# Extrait présenté
----------

Grâce à des laboratoires miniatures qu'elle expédie dans l'espace, l'entreprise SpacePharma implantée près de Strasbourg entend révolutionner le monde de la recherche. Dans les domaines de la santé, la cosmétique ou l'alimentation, les scientifiques y voient de nouvelles perspectives d'innovation.
C'est une petite boîte métallique de 30 cm de long qui pèse à peine plus de 4 kilos. Le gabarit idéal pour se glisser dans n'importe quel engin spatial : un satellite, la station spatiale internationale, Space X, Arianespace... D'autant qu'il n'y a besoin de personne pour la manipuler : les scientifiques amenés à travailler avec ce condensé de technologies le font à distance, depuis le sol.
À l'intérieur, tout un laboratoire ultra-miniaturisé et automatisé, équipé pour l'étude des sciences de la vie : microscopes, pipettes, circuit de circulation de fluides, destinés à agir sur des cellules vivantes... Et c'est bien là tout l'intérêt : pouvoir travailler sur le vivant, dans l'environnement exceptionnel de l'espace.

----------

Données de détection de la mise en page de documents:
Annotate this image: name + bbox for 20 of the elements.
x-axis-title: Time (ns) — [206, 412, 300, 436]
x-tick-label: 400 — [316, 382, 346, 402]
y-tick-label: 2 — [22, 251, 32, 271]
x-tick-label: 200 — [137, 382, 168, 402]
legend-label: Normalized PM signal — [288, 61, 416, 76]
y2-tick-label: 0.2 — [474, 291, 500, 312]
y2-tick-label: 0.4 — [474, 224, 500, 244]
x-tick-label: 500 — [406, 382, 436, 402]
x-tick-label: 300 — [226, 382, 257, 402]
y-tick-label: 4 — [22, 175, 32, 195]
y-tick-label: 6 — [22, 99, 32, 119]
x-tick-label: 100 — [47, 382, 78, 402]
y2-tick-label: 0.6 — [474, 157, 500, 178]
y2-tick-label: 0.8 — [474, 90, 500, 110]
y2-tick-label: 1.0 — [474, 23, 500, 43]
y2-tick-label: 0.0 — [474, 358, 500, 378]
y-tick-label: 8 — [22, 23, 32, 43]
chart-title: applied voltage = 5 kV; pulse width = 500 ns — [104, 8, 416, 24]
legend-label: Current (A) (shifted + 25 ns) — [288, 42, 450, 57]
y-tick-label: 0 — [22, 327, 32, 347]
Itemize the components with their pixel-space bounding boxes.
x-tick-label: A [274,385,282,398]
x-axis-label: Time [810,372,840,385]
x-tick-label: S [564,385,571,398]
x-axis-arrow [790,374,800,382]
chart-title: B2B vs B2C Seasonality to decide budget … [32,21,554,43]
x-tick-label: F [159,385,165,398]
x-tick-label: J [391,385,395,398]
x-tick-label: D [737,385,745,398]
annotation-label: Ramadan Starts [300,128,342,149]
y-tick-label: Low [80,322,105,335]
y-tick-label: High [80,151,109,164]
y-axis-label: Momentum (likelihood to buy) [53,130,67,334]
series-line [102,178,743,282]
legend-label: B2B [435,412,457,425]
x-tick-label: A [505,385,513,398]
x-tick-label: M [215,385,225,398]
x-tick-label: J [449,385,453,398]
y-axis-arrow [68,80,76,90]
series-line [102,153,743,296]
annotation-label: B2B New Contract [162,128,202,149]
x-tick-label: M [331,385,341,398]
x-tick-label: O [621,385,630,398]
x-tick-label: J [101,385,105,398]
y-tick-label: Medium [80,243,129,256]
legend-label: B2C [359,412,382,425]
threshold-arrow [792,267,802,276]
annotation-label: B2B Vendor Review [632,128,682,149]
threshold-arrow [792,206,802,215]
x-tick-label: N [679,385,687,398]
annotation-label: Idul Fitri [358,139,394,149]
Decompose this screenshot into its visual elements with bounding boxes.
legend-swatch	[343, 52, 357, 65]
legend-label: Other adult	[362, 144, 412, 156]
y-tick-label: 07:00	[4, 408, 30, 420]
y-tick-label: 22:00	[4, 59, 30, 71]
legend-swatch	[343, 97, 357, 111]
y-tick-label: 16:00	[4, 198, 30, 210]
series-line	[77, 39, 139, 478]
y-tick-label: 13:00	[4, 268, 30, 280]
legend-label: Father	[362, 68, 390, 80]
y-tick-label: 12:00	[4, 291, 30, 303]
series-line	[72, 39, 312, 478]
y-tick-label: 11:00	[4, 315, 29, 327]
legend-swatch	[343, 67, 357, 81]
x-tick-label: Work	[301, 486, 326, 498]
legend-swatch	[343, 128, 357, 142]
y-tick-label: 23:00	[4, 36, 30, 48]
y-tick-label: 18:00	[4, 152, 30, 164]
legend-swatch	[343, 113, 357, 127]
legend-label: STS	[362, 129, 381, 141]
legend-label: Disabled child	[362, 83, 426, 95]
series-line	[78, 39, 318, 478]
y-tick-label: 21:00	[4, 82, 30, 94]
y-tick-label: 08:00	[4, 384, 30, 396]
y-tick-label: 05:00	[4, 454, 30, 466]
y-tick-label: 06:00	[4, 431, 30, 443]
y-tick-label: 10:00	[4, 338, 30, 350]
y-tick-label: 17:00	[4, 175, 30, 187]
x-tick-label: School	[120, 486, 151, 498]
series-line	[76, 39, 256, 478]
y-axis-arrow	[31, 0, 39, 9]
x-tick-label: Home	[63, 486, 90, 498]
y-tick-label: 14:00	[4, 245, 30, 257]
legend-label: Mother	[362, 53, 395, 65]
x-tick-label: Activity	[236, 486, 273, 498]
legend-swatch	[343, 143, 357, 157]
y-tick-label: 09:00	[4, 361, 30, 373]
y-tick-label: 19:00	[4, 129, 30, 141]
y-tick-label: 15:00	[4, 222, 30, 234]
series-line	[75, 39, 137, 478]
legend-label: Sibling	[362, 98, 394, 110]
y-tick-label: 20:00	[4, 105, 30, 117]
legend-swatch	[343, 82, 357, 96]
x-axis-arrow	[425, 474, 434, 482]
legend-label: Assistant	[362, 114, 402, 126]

----------

# Questions sur le support
**A.** D'après le texte sur les laboratoires spatiaux de SpacePharma, expliquez en une à trois phrases pourquoi la boîte métallique peut se glisser dans n'importe quel engin spatial.
**B.** Reprenez le texte sur les laboratoires spatiaux de SpacePharma à partir de l'endroit où il s'arrête.
Ces enregistrements n'ont aucun lien avec le texte.

# Réponses numérotées
**A.** La boîte ne mesure que 30 cm de long et pèse à peine plus de 4 kilos, ce qui lui donne un gabarit idéal. De plus, personne n'a besoin de la manipuler à bord : les scientifiques travaillent avec elle à distance, depuis le sol.

**B.**
"Sur Terre, nous pouvons reproduire le vide, ou encore l'extrême froid. Mais nous ne pouvons absolument pas créer l'absence de gravité, explique le docteur Paul Kamoun, à la tête de l'entité européenne de SpacePharma, entreprise israélo-suisse née il y a dix ans. C'est là l'élément essentiel de l'outil que nous avons conçu : effectuer des recherches sans le phénomène de gravité offre des perspectives d'innovations incroyables..."
Sans la gravité, de nouvelles pistes de recherches
L'absence de gravité, ou encore l'accélération du vieillissement. Des phénomènes qui permettent de réduire le temps des essais pré-cliniques par exemple. Mais aussi de mieux connaître certaines pathologies, et d'envisager créer des médicaments ou des thérapies qui ne pourraient pas l'être sur Terre.
Le type de perspectives dont rêvent les chercheurs pour révolutionner leurs travaux. "Parfois, sur certaines pathologies, il est vrai que nous avons l'impression d'être un peu arrivés au bout, reconnaît le professeur Eric Olmos, de l'université de Nancy.
Il y a là un vrai point de rupture technologique, très important pour espérer accélérer nos découvertes.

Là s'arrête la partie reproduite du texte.